### REQUIREMENTS
Scan the material that follows. Copy every line containing the word "grade".

[START OF EXCERPTED RECORDS]

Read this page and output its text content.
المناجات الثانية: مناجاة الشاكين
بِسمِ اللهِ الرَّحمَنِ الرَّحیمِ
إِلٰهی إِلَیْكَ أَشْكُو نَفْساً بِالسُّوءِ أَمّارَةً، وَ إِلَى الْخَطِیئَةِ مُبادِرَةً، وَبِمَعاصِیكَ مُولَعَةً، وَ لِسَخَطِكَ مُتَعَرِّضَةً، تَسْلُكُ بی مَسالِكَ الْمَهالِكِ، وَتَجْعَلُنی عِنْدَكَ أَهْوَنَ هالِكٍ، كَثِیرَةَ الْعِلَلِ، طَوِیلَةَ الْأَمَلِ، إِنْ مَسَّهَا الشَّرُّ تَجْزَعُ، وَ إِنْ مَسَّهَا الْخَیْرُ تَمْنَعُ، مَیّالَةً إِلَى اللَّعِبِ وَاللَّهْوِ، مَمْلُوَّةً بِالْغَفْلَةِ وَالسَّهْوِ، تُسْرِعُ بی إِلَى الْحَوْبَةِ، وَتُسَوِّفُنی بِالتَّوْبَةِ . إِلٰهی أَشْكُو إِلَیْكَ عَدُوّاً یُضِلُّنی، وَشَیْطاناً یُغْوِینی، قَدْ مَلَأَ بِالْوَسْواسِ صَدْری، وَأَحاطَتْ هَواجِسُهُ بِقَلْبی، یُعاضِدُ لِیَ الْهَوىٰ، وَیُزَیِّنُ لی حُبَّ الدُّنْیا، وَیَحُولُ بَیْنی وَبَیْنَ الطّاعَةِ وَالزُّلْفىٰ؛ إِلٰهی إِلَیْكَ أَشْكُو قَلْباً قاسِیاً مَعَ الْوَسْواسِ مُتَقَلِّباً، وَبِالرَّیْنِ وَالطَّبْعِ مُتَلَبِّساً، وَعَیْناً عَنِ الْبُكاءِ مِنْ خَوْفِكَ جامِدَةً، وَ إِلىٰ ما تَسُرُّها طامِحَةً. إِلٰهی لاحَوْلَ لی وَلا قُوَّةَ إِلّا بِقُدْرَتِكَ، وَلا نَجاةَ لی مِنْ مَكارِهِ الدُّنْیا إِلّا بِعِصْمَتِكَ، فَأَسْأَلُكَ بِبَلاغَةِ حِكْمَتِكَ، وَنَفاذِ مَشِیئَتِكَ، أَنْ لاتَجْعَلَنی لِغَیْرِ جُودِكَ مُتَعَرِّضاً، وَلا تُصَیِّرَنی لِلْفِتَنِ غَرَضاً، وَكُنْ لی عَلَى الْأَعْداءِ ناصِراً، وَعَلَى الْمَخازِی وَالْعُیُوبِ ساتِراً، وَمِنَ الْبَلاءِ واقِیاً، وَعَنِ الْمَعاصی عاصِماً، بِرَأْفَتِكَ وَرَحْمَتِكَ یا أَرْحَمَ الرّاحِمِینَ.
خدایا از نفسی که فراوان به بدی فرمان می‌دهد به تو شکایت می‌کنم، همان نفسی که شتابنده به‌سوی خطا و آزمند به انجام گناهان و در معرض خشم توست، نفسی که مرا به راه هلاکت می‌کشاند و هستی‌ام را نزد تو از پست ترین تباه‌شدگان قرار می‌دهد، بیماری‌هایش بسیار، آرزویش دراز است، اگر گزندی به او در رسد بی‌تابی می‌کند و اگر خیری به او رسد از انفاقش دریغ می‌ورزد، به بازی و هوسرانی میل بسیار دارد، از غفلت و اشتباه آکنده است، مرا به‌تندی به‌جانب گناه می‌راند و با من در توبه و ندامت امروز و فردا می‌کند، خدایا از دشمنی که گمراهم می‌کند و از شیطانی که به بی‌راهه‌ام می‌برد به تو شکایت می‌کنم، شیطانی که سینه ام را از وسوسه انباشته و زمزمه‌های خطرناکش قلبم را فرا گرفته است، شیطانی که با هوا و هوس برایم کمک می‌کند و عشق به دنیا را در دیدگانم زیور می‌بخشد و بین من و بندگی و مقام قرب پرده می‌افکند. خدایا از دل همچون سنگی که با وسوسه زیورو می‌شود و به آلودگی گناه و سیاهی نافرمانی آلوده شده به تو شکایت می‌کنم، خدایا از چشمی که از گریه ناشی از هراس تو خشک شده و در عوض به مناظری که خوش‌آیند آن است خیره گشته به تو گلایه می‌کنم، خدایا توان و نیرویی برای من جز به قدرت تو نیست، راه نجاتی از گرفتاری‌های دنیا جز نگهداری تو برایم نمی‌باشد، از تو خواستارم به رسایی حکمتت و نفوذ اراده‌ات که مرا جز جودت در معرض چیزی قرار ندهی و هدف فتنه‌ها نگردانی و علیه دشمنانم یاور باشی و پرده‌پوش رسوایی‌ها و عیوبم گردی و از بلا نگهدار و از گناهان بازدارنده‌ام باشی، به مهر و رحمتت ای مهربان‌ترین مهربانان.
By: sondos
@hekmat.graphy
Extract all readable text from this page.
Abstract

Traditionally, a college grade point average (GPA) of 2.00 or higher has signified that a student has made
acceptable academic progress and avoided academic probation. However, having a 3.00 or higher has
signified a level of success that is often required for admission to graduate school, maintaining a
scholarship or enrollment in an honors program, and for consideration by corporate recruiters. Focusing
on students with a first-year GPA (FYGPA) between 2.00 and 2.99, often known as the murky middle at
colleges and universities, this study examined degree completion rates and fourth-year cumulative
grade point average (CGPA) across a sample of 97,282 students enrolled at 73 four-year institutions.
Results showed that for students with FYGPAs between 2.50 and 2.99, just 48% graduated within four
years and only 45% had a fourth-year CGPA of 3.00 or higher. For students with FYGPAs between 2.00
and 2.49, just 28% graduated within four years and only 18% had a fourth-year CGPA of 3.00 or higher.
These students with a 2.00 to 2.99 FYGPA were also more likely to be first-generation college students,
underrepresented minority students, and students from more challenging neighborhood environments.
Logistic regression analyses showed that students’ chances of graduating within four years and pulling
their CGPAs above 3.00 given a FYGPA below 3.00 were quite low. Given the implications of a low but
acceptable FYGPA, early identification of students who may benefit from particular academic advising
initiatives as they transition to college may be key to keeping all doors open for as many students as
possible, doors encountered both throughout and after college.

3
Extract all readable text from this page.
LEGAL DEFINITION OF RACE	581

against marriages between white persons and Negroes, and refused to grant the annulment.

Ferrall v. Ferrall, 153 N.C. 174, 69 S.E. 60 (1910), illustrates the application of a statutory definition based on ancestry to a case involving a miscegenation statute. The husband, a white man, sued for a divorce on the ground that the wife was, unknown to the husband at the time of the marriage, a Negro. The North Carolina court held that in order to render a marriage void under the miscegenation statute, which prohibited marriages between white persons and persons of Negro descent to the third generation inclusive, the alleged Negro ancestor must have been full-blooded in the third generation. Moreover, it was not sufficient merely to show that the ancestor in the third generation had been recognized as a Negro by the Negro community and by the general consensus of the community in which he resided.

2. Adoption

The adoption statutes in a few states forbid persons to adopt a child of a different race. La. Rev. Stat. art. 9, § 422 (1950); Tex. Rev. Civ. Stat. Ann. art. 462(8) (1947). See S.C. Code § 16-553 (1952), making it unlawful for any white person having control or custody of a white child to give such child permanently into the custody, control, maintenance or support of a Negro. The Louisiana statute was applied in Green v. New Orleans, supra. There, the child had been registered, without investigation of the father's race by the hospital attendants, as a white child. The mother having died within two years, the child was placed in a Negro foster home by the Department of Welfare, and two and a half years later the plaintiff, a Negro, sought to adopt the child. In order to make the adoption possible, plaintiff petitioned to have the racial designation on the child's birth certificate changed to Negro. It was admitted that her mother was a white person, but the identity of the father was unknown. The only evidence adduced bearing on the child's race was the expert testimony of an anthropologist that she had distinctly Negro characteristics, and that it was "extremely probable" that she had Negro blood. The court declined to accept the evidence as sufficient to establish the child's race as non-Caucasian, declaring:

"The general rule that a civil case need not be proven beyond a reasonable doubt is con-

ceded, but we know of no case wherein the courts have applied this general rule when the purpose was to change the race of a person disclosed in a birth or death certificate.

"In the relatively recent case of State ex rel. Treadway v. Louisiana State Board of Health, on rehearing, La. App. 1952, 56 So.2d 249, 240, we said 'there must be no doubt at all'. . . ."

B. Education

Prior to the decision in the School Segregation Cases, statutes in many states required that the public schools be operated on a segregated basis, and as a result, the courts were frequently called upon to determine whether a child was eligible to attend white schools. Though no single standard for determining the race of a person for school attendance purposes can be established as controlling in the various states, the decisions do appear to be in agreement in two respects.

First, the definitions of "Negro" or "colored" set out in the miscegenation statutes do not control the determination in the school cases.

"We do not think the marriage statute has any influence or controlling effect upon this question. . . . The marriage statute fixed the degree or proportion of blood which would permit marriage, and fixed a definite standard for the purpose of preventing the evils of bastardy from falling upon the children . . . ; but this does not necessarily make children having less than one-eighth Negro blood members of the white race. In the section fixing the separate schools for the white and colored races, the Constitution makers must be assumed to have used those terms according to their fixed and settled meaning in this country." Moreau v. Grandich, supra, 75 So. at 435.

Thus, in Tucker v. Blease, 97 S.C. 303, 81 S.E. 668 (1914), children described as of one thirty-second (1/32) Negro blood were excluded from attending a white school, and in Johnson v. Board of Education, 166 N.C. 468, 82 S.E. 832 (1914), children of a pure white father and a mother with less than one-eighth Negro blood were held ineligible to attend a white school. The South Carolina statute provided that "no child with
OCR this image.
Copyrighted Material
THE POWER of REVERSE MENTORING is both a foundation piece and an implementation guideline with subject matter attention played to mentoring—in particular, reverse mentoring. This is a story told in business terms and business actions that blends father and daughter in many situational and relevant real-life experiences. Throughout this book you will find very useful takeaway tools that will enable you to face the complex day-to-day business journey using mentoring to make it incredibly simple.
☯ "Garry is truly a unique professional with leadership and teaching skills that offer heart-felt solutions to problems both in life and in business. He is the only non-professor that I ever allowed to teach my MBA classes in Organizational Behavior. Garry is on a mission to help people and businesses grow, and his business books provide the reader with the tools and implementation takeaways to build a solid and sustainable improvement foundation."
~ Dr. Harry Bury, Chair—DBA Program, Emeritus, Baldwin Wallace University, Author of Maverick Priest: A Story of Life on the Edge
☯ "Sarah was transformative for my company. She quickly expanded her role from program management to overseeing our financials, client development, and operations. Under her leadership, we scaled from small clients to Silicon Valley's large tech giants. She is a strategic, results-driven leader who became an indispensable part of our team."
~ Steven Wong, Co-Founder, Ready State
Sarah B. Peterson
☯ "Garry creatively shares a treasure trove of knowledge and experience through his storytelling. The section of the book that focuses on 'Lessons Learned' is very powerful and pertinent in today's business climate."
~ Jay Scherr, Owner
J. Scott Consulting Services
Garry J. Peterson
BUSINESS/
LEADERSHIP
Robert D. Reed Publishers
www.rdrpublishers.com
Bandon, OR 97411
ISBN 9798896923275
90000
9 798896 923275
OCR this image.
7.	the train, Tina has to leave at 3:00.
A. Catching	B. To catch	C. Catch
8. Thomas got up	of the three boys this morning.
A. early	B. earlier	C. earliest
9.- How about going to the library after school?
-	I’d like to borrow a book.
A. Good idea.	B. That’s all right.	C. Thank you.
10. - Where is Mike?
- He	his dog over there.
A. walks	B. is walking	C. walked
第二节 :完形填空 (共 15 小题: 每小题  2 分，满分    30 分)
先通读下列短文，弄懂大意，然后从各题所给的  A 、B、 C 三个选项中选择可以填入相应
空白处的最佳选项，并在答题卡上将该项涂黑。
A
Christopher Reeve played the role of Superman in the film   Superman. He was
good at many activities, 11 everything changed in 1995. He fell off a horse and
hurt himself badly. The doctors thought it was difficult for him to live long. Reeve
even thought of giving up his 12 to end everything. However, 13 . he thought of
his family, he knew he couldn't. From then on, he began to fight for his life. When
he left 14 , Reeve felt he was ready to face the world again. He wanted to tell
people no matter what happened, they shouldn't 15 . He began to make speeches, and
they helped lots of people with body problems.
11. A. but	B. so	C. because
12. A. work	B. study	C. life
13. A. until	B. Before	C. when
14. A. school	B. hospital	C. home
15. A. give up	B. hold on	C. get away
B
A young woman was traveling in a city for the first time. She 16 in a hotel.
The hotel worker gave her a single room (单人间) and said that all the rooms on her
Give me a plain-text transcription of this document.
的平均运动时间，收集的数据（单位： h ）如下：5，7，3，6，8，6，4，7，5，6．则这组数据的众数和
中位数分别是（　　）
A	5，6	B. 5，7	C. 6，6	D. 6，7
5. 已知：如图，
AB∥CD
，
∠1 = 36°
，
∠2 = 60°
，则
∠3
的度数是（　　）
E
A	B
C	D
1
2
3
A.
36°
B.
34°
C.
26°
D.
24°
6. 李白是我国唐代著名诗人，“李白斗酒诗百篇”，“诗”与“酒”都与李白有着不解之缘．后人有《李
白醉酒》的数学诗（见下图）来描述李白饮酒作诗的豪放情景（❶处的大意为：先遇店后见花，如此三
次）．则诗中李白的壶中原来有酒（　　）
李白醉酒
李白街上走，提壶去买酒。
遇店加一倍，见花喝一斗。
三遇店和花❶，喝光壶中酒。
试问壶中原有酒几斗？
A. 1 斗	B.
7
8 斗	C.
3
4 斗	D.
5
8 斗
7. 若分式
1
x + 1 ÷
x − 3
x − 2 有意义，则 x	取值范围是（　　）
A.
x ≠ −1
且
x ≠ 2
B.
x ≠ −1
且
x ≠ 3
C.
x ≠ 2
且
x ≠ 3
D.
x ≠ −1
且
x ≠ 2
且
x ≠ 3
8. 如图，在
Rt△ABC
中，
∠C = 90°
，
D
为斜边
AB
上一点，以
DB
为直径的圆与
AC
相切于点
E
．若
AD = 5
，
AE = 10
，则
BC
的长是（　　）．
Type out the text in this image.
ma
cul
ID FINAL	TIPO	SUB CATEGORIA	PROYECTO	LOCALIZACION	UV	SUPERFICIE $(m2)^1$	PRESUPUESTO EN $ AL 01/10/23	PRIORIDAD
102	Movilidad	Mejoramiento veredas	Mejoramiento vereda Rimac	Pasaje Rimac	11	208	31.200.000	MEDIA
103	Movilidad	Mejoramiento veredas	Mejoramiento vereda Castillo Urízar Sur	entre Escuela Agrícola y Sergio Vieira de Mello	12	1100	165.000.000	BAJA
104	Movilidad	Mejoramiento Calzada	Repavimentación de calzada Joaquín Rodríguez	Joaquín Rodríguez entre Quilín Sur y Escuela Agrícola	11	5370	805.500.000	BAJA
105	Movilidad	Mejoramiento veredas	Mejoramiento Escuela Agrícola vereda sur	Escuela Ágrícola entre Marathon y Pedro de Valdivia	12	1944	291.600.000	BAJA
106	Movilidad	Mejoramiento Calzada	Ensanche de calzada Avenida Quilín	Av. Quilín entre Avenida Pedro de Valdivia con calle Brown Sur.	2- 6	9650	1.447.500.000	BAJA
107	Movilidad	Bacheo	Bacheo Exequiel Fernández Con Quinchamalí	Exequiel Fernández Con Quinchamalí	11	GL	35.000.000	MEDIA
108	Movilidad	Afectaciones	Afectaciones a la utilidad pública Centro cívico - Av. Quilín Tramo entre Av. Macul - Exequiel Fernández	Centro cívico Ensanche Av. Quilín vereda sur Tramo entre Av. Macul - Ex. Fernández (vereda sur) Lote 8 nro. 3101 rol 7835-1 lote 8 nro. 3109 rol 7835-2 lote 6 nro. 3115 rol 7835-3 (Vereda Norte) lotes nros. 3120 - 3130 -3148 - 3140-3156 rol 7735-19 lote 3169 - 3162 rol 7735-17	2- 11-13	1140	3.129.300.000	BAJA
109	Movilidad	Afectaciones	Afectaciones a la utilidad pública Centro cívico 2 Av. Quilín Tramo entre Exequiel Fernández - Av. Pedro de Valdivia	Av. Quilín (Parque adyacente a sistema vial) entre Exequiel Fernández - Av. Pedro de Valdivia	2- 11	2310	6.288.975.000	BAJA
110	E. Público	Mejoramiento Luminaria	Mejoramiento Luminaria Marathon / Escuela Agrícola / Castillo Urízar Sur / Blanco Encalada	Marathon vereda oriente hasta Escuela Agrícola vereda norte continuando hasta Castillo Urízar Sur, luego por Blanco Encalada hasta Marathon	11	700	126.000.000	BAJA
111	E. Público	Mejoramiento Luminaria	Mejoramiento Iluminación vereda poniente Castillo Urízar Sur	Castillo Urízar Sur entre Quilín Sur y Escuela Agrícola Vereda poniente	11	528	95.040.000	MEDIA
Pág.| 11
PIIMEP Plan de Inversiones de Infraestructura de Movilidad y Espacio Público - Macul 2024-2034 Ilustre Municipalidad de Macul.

[END OF EXCERPTED RECORDS]

### ANSWER IN FULL
Traditionally, a college grade point average (GPA) of 2.00 or higher has signified that a student has made
grade point average (CGPA) across a sample of 97,282 students enrolled at 73 four-year institutions.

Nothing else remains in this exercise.